[Data listing]
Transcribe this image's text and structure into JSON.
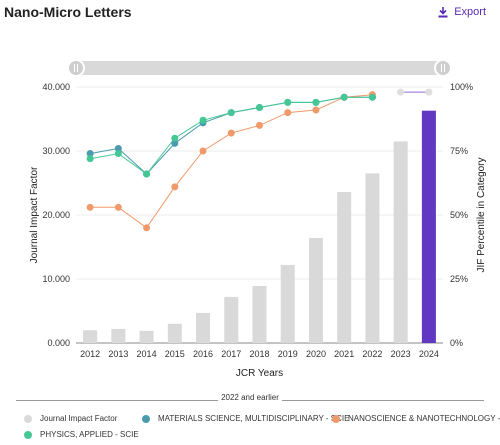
{
  "header": {
    "title": "Nano-Micro Letters",
    "export_label": "Export"
  },
  "colors": {
    "jif_bar": "#d9d9d9",
    "jif_bar_highlight": "#6038c1",
    "materials": "#4a9bad",
    "nano": "#f0996a",
    "physics": "#45c695",
    "slider": "#d9d9d9"
  },
  "legend": {
    "group_label": "2022 and earlier",
    "items": [
      {
        "label": "Journal Impact Factor",
        "icon": "dot-gray"
      },
      {
        "label": "MATERIALS SCIENCE, MULTIDISCIPLINARY - SCIE",
        "icon": "dot-teal"
      },
      {
        "label": "NANOSCIENCE & NANOTECHNOLOGY - SCIE",
        "icon": "dot-orange"
      },
      {
        "label": "PHYSICS, APPLIED - SCIE",
        "icon": "dot-green"
      }
    ]
  },
  "chart_data": {
    "type": "bar",
    "xlabel": "JCR Years",
    "ylabel": "Journal Impact Factor",
    "y2label": "JIF Percentile in Category",
    "categories": [
      "2012",
      "2013",
      "2014",
      "2015",
      "2016",
      "2017",
      "2018",
      "2019",
      "2020",
      "2021",
      "2022",
      "2023",
      "2024"
    ],
    "ylim": [
      0,
      40
    ],
    "y_ticks": [
      "0.000",
      "10.000",
      "20.000",
      "30.000",
      "40.000"
    ],
    "y2lim": [
      0,
      100
    ],
    "y2_ticks": [
      "0%",
      "25%",
      "50%",
      "75%",
      "100%"
    ],
    "highlight_category": "2024",
    "jif_values": [
      2.0,
      2.2,
      1.9,
      3.0,
      4.7,
      7.2,
      8.9,
      12.2,
      16.4,
      23.6,
      26.5,
      31.5,
      36.3
    ],
    "series": [
      {
        "name": "MATERIALS SCIENCE, MULTIDISCIPLINARY - SCIE",
        "color_key": "materials",
        "values": [
          74,
          76,
          66,
          78,
          86,
          90,
          92,
          94,
          94,
          96,
          96,
          null,
          null
        ]
      },
      {
        "name": "NANOSCIENCE & NANOTECHNOLOGY - SCIE",
        "color_key": "nano",
        "values": [
          53,
          53,
          45,
          61,
          75,
          82,
          85,
          90,
          91,
          96,
          97,
          null,
          null
        ]
      },
      {
        "name": "PHYSICS, APPLIED - SCIE",
        "color_key": "physics",
        "values": [
          72,
          74,
          66,
          80,
          87,
          90,
          92,
          94,
          94,
          96,
          96,
          null,
          null
        ]
      }
    ],
    "recent_percentile": {
      "x": [
        "2023",
        "2024"
      ],
      "values": [
        98,
        98
      ]
    }
  }
}
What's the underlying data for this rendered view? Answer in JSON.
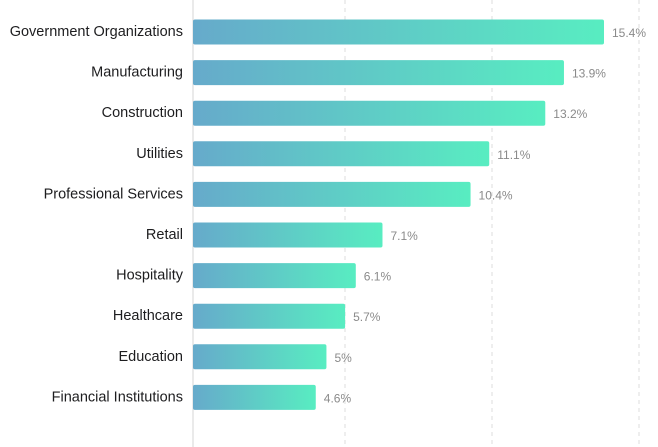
{
  "chart_data": {
    "type": "bar",
    "orientation": "horizontal",
    "title": "",
    "xlabel": "",
    "ylabel": "",
    "categories": [
      "Government Organizations",
      "Manufacturing",
      "Construction",
      "Utilities",
      "Professional Services",
      "Retail",
      "Hospitality",
      "Healthcare",
      "Education",
      "Financial Institutions"
    ],
    "values": [
      15.4,
      13.9,
      13.2,
      11.1,
      10.4,
      7.1,
      6.1,
      5.7,
      5,
      4.6
    ],
    "value_labels": [
      "15.4%",
      "13.9%",
      "13.2%",
      "11.1%",
      "10.4%",
      "7.1%",
      "6.1%",
      "5.7%",
      "5%",
      "4.6%"
    ],
    "xlim": [
      0,
      15.4
    ],
    "grid": true,
    "grid_style": "dashed vertical",
    "colors": {
      "bar_gradient_start": "#66aacb",
      "bar_gradient_end": "#58edc1",
      "grid": "#dcdcdc",
      "axis": "#d6d6d6",
      "category_text": "#1d1d1f",
      "value_text": "#8a8a8a"
    }
  }
}
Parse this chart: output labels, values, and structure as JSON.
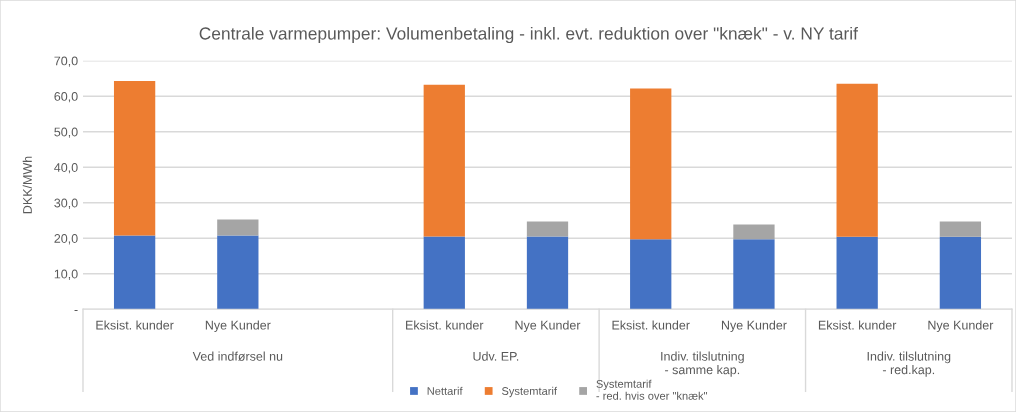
{
  "chart_data": {
    "type": "bar",
    "stacked": true,
    "title": "Centrale varmepumper: Volumenbetaling - inkl. evt. reduktion over \"knæk\" - v. NY tarif",
    "ylabel": "DKK/MWh",
    "categories": [
      "Eksist. kunder",
      "Nye Kunder",
      null,
      "Eksist. kunder",
      "Nye Kunder",
      "Eksist. kunder",
      "Nye Kunder",
      "Eksist. kunder",
      "Nye Kunder"
    ],
    "series": [
      {
        "name": "Nettarif",
        "color": "#4472c4",
        "values": [
          20.8,
          20.8,
          null,
          20.5,
          20.5,
          19.7,
          19.7,
          20.4,
          20.4
        ]
      },
      {
        "name": "Systemtarif",
        "color": "#ed7d31",
        "values": [
          43.5,
          null,
          null,
          42.7,
          null,
          42.5,
          null,
          43.1,
          null
        ]
      },
      {
        "name": "Systemtarif\n- red. hvis over \"knæk\"",
        "color": "#a5a5a5",
        "values": [
          null,
          4.5,
          null,
          null,
          4.2,
          null,
          4.2,
          null,
          4.3
        ]
      }
    ],
    "annotations": [
      "Ved indførsel nu",
      "Udv. EP.",
      "Indiv. tilslutning\n- samme kap.",
      "Indiv. tilslutning\n- red.kap."
    ],
    "ylim": [
      0,
      70
    ],
    "yticks": [
      {
        "value": 0,
        "label": "-"
      },
      {
        "value": 10,
        "label": "10,0"
      },
      {
        "value": 20,
        "label": "20,0"
      },
      {
        "value": 30,
        "label": "30,0"
      },
      {
        "value": 40,
        "label": "40,0"
      },
      {
        "value": 50,
        "label": "50,0"
      },
      {
        "value": 60,
        "label": "60,0"
      },
      {
        "value": 70,
        "label": "70,0"
      }
    ],
    "grid": "y",
    "legend": "bottom"
  }
}
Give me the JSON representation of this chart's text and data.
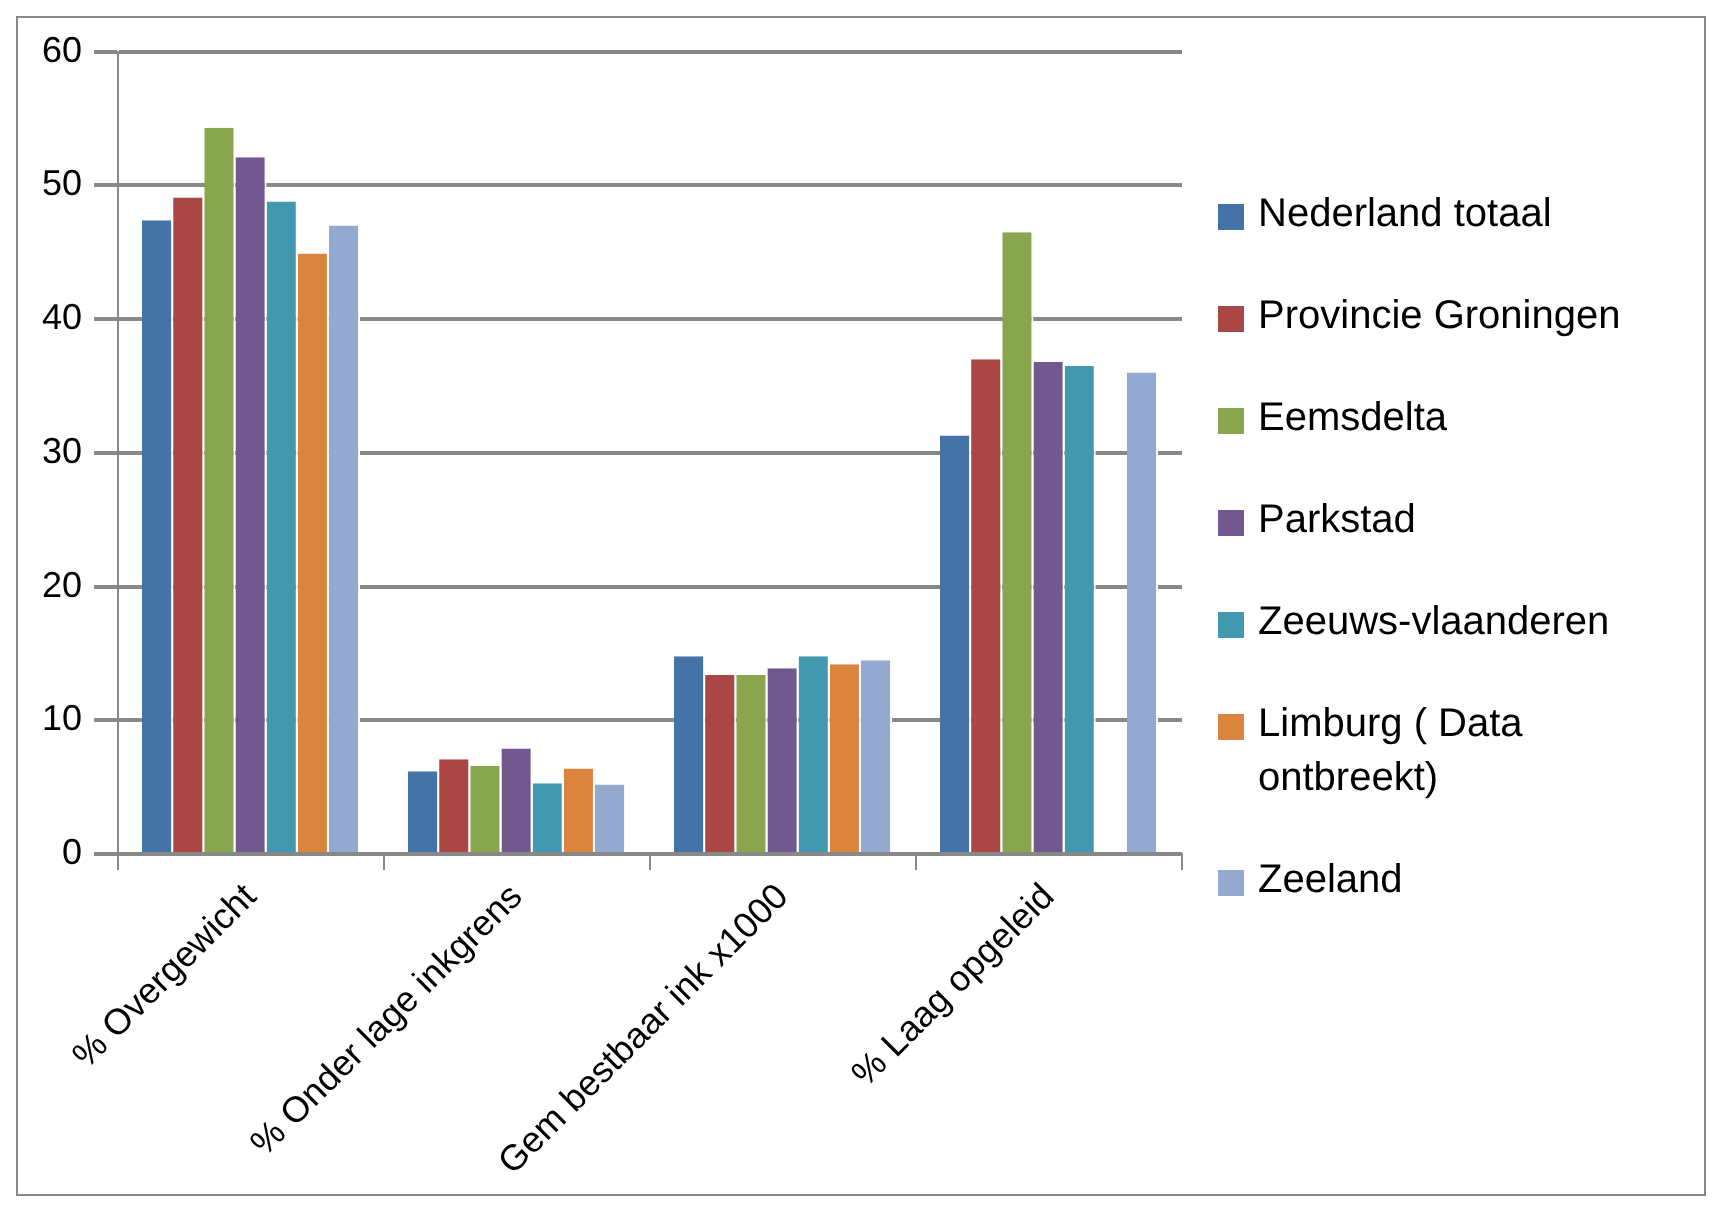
{
  "chart_data": {
    "type": "bar",
    "categories": [
      "% Overgewicht",
      "% Onder lage inkgrens",
      "Gem bestbaar ink x1000",
      "% Laag opgeleid"
    ],
    "series": [
      {
        "name": "Nederland totaal",
        "color": "#4572a7",
        "values": [
          47.4,
          6.2,
          14.8,
          31.3
        ]
      },
      {
        "name": "Provincie Groningen",
        "color": "#aa4643",
        "values": [
          49.1,
          7.1,
          13.4,
          37.0
        ]
      },
      {
        "name": "Eemsdelta",
        "color": "#89a54e",
        "values": [
          54.3,
          6.6,
          13.4,
          46.5
        ]
      },
      {
        "name": "Parkstad",
        "color": "#71588f",
        "values": [
          52.1,
          7.9,
          13.9,
          36.8
        ]
      },
      {
        "name": "Zeeuws-vlaanderen",
        "color": "#4198af",
        "values": [
          48.8,
          5.3,
          14.8,
          36.5
        ]
      },
      {
        "name": "Limburg ( Data ontbreekt)",
        "color": "#db843d",
        "values": [
          44.9,
          6.4,
          14.2,
          null
        ]
      },
      {
        "name": "Zeeland",
        "color": "#93a9cf",
        "values": [
          47.0,
          5.2,
          14.5,
          36.0
        ]
      }
    ],
    "ylim": [
      0,
      60
    ],
    "yticks": [
      0,
      10,
      20,
      30,
      40,
      50,
      60
    ],
    "grid": "y",
    "legend": "right"
  }
}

**WHAT YOU HAVE TO DO:** Quote all the lines above exactly as given. Do not include the pictures.

**SOLUTION BELOW:**
Transcribe this image's text and structure into JSON.
{
  "header": {
    "title": "Nano-Micro Letters",
    "export_label": "Export"
  },
  "colors": {
    "jif_bar": "#d9d9d9",
    "jif_bar_highlight": "#6038c1",
    "materials": "#4a9bad",
    "nano": "#f0996a",
    "physics": "#45c695",
    "slider": "#d9d9d9"
  },
  "legend": {
    "group_label": "2022 and earlier",
    "items": [
      {
        "label": "Journal Impact Factor",
        "icon": "dot-gray"
      },
      {
        "label": "MATERIALS SCIENCE, MULTIDISCIPLINARY - SCIE",
        "icon": "dot-teal"
      },
      {
        "label": "NANOSCIENCE & NANOTECHNOLOGY - SCIE",
        "icon": "dot-orange"
      },
      {
        "label": "PHYSICS, APPLIED - SCIE",
        "icon": "dot-green"
      }
    ]
  },
  "chart_data": {
    "type": "bar",
    "xlabel": "JCR Years",
    "ylabel": "Journal Impact Factor",
    "y2label": "JIF Percentile in Category",
    "categories": [
      "2012",
      "2013",
      "2014",
      "2015",
      "2016",
      "2017",
      "2018",
      "2019",
      "2020",
      "2021",
      "2022",
      "2023",
      "2024"
    ],
    "ylim": [
      0,
      40
    ],
    "y_ticks": [
      "0.000",
      "10.000",
      "20.000",
      "30.000",
      "40.000"
    ],
    "y2lim": [
      0,
      100
    ],
    "y2_ticks": [
      "0%",
      "25%",
      "50%",
      "75%",
      "100%"
    ],
    "highlight_category": "2024",
    "jif_values": [
      2.0,
      2.2,
      1.9,
      3.0,
      4.7,
      7.2,
      8.9,
      12.2,
      16.4,
      23.6,
      26.5,
      31.5,
      36.3
    ],
    "series": [
      {
        "name": "MATERIALS SCIENCE, MULTIDISCIPLINARY - SCIE",
        "color_key": "materials",
        "values": [
          74,
          76,
          66,
          78,
          86,
          90,
          92,
          94,
          94,
          96,
          96,
          null,
          null
        ]
      },
      {
        "name": "NANOSCIENCE & NANOTECHNOLOGY - SCIE",
        "color_key": "nano",
        "values": [
          53,
          53,
          45,
          61,
          75,
          82,
          85,
          90,
          91,
          96,
          97,
          null,
          null
        ]
      },
      {
        "name": "PHYSICS, APPLIED - SCIE",
        "color_key": "physics",
        "values": [
          72,
          74,
          66,
          80,
          87,
          90,
          92,
          94,
          94,
          96,
          96,
          null,
          null
        ]
      }
    ],
    "recent_percentile": {
      "x": [
        "2023",
        "2024"
      ],
      "values": [
        98,
        98
      ]
    }
  }
}
What's the underlying data for this rendered view? Answer in JSON.
{
  "chart_data": {
    "type": "bar",
    "orientation": "horizontal",
    "title": "",
    "xlabel": "",
    "ylabel": "",
    "categories": [
      "Government Organizations",
      "Manufacturing",
      "Construction",
      "Utilities",
      "Professional Services",
      "Retail",
      "Hospitality",
      "Healthcare",
      "Education",
      "Financial Institutions"
    ],
    "values": [
      15.4,
      13.9,
      13.2,
      11.1,
      10.4,
      7.1,
      6.1,
      5.7,
      5,
      4.6
    ],
    "value_labels": [
      "15.4%",
      "13.9%",
      "13.2%",
      "11.1%",
      "10.4%",
      "7.1%",
      "6.1%",
      "5.7%",
      "5%",
      "4.6%"
    ],
    "xlim": [
      0,
      15.4
    ],
    "grid": true,
    "grid_style": "dashed vertical",
    "colors": {
      "bar_gradient_start": "#66aacb",
      "bar_gradient_end": "#58edc1",
      "grid": "#dcdcdc",
      "axis": "#d6d6d6",
      "category_text": "#1d1d1f",
      "value_text": "#8a8a8a"
    }
  }
}
Parse this chart: output labels, values, and structure as JSON.
{
  "chart_data": {
    "type": "bar",
    "stacked": true,
    "title": "Centrale varmepumper: Volumenbetaling - inkl. evt. reduktion over \"knæk\" - v. NY tarif",
    "ylabel": "DKK/MWh",
    "categories": [
      "Eksist. kunder",
      "Nye Kunder",
      null,
      "Eksist. kunder",
      "Nye Kunder",
      "Eksist. kunder",
      "Nye Kunder",
      "Eksist. kunder",
      "Nye Kunder"
    ],
    "series": [
      {
        "name": "Nettarif",
        "color": "#4472c4",
        "values": [
          20.8,
          20.8,
          null,
          20.5,
          20.5,
          19.7,
          19.7,
          20.4,
          20.4
        ]
      },
      {
        "name": "Systemtarif",
        "color": "#ed7d31",
        "values": [
          43.5,
          null,
          null,
          42.7,
          null,
          42.5,
          null,
          43.1,
          null
        ]
      },
      {
        "name": "Systemtarif\n- red. hvis over \"knæk\"",
        "color": "#a5a5a5",
        "values": [
          null,
          4.5,
          null,
          null,
          4.2,
          null,
          4.2,
          null,
          4.3
        ]
      }
    ],
    "annotations": [
      "Ved indførsel nu",
      "Udv. EP.",
      "Indiv. tilslutning\n- samme kap.",
      "Indiv. tilslutning\n- red.kap."
    ],
    "ylim": [
      0,
      70
    ],
    "yticks": [
      {
        "value": 0,
        "label": "-"
      },
      {
        "value": 10,
        "label": "10,0"
      },
      {
        "value": 20,
        "label": "20,0"
      },
      {
        "value": 30,
        "label": "30,0"
      },
      {
        "value": 40,
        "label": "40,0"
      },
      {
        "value": 50,
        "label": "50,0"
      },
      {
        "value": 60,
        "label": "60,0"
      },
      {
        "value": 70,
        "label": "70,0"
      }
    ],
    "grid": "y",
    "legend": "bottom"
  }
}
Give me the JSON representation of this chart's text and data.
{
  "chart_data": {
    "type": "bar",
    "categories": [
      "% Overgewicht",
      "% Onder lage inkgrens",
      "Gem bestbaar ink x1000",
      "% Laag opgeleid"
    ],
    "series": [
      {
        "name": "Nederland totaal",
        "color": "#4572a7",
        "values": [
          47.4,
          6.2,
          14.8,
          31.3
        ]
      },
      {
        "name": "Provincie Groningen",
        "color": "#aa4643",
        "values": [
          49.1,
          7.1,
          13.4,
          37.0
        ]
      },
      {
        "name": "Eemsdelta",
        "color": "#89a54e",
        "values": [
          54.3,
          6.6,
          13.4,
          46.5
        ]
      },
      {
        "name": "Parkstad",
        "color": "#71588f",
        "values": [
          52.1,
          7.9,
          13.9,
          36.8
        ]
      },
      {
        "name": "Zeeuws-vlaanderen",
        "color": "#4198af",
        "values": [
          48.8,
          5.3,
          14.8,
          36.5
        ]
      },
      {
        "name": "Limburg ( Data ontbreekt)",
        "color": "#db843d",
        "values": [
          44.9,
          6.4,
          14.2,
          null
        ]
      },
      {
        "name": "Zeeland",
        "color": "#93a9cf",
        "values": [
          47.0,
          5.2,
          14.5,
          36.0
        ]
      }
    ],
    "ylim": [
      0,
      60
    ],
    "yticks": [
      0,
      10,
      20,
      30,
      40,
      50,
      60
    ],
    "grid": "y",
    "legend": "right"
  }
}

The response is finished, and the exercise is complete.